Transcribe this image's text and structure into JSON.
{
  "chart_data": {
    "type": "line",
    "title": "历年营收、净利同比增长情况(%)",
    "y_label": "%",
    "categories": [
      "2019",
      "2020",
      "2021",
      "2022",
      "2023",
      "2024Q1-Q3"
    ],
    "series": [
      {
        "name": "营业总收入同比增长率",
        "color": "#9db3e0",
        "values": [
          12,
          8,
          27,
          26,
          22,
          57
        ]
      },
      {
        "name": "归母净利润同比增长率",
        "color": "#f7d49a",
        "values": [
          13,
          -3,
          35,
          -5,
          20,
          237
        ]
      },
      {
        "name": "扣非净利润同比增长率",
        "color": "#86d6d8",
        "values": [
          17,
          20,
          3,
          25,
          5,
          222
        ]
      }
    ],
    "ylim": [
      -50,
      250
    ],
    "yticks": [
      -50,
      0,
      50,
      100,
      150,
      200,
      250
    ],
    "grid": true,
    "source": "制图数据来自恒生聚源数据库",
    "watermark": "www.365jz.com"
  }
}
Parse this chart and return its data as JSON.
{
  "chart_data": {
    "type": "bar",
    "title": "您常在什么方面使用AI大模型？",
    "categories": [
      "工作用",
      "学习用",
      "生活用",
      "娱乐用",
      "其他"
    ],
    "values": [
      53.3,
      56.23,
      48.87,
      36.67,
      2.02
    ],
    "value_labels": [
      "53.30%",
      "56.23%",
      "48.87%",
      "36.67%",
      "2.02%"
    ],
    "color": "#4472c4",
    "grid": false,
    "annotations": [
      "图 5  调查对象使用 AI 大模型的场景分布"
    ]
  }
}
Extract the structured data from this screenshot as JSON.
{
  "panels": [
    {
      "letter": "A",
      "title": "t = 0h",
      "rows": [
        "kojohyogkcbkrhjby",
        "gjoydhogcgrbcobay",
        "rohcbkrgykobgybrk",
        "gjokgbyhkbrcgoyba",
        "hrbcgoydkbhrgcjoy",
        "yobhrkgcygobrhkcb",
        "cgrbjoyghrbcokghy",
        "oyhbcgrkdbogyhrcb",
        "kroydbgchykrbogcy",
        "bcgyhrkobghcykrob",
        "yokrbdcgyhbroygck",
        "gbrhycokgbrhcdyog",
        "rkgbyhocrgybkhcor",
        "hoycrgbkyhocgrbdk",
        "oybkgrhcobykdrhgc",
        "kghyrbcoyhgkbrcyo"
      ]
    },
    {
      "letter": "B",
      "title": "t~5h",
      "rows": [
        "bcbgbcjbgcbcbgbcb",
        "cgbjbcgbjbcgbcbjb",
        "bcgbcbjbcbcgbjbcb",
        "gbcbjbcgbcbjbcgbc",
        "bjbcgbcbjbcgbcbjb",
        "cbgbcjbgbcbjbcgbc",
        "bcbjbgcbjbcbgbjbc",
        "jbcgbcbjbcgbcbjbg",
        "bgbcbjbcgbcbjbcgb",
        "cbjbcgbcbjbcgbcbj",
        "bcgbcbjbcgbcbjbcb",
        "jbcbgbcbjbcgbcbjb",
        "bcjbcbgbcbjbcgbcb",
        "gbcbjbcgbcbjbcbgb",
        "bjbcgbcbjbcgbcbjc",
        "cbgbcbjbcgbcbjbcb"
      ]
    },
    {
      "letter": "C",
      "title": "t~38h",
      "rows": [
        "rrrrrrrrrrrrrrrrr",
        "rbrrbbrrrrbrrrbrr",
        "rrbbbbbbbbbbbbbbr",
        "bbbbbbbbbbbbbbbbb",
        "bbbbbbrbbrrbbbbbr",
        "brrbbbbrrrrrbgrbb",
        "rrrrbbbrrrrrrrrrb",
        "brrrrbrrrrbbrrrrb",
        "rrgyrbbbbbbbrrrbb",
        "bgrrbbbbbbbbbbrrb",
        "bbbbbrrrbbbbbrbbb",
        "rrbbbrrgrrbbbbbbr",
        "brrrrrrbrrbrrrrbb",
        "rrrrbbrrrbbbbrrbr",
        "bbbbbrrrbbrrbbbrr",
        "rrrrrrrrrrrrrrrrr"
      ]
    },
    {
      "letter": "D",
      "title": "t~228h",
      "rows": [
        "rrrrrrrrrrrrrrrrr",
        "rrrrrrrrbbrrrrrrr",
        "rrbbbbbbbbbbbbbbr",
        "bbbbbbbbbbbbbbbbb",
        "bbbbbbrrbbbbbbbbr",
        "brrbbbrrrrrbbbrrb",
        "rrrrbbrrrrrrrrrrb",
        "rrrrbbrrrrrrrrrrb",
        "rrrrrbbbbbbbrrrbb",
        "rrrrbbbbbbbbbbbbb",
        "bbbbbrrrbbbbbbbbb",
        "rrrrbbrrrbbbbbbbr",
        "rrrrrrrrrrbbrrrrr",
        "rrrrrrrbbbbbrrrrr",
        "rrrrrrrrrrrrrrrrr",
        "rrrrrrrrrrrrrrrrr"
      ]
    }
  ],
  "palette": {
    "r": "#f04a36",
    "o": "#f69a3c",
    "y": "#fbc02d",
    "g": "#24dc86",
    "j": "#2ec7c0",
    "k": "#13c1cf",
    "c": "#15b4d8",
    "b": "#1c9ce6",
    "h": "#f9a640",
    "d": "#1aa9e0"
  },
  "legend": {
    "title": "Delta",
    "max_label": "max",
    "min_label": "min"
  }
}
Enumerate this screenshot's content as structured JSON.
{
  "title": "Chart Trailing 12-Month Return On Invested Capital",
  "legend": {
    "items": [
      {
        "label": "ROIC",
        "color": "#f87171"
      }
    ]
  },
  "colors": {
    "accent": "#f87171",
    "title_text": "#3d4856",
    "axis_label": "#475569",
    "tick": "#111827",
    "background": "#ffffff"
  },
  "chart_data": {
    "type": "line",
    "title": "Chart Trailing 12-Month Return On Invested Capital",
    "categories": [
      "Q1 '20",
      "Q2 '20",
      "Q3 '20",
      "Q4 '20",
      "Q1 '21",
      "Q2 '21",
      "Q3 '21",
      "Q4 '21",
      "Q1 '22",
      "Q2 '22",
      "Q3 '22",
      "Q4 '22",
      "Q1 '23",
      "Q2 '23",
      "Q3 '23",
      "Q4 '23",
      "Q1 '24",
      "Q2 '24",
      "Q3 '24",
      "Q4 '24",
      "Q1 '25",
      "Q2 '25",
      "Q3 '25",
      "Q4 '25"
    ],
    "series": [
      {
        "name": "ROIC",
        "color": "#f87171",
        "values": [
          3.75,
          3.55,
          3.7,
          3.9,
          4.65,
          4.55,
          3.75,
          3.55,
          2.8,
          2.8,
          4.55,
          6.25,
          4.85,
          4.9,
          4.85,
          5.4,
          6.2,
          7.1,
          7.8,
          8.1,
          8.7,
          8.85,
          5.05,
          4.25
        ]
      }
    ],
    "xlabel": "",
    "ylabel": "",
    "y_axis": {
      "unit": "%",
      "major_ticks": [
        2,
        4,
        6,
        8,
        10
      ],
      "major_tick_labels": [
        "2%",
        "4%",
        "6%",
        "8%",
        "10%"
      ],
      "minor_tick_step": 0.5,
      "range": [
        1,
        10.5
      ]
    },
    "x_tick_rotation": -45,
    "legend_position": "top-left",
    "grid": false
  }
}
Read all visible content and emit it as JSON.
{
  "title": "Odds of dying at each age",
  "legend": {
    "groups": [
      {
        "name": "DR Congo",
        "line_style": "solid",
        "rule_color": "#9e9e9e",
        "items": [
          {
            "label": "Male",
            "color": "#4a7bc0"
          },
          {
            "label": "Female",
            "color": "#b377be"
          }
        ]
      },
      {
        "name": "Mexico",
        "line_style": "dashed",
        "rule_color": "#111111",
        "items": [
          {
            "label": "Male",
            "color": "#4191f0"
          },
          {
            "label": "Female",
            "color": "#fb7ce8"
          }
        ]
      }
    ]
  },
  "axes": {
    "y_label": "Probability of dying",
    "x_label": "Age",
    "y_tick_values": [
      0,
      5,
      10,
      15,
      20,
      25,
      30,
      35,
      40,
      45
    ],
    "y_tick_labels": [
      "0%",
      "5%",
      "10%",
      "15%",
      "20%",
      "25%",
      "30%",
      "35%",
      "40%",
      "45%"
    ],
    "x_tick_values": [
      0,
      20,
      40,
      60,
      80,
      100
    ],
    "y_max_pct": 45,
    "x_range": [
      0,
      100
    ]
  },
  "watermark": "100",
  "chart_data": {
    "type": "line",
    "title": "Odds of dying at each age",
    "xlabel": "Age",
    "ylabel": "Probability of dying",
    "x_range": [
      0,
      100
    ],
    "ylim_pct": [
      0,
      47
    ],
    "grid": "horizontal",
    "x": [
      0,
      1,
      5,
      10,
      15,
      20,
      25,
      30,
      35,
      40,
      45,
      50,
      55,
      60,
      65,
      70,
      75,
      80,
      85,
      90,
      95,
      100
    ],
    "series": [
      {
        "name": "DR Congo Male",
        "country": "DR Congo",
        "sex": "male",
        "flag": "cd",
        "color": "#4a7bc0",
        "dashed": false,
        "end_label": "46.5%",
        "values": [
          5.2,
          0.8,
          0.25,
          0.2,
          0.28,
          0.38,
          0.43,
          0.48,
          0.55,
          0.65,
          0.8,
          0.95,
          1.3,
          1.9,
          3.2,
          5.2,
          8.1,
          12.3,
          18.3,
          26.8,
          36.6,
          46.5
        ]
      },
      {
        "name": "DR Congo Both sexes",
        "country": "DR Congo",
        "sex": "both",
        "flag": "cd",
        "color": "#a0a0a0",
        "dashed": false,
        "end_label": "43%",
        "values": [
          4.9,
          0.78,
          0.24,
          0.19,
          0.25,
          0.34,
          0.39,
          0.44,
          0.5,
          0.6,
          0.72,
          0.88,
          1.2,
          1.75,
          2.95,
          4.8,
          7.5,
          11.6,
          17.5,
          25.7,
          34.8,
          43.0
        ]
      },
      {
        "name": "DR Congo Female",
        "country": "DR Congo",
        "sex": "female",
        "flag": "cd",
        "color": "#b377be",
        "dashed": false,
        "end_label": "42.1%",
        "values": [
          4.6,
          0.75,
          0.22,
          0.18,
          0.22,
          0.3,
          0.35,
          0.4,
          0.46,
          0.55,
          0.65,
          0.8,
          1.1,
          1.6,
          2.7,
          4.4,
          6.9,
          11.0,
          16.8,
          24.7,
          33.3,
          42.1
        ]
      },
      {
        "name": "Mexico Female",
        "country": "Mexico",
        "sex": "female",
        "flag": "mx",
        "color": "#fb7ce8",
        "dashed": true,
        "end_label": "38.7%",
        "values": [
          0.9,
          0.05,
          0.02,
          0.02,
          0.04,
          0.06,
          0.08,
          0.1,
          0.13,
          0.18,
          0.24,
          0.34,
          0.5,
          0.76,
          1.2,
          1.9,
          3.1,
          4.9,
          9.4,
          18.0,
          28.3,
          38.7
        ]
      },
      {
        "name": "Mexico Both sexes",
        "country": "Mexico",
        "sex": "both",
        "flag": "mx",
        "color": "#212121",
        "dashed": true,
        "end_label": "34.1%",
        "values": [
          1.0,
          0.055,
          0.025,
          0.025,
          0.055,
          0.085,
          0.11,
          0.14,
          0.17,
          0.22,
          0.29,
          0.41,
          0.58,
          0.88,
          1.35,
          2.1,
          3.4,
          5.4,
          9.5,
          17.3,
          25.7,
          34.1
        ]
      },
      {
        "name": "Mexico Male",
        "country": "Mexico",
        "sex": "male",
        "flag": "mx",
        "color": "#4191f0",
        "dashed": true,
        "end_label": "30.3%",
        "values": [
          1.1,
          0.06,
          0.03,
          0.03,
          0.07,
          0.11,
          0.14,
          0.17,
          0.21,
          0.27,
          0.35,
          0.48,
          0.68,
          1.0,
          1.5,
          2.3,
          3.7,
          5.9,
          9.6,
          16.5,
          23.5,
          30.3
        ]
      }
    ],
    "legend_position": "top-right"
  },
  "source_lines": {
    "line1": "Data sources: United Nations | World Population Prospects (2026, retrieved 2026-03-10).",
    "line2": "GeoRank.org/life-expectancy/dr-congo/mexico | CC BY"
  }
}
________________________________________
### What to do:
Within the material above, find the lines that contain the word "structured"; copy them.

### Output:
Extract the structured data from this screenshot as JSON.
Enumerate this screenshot's content as structured JSON.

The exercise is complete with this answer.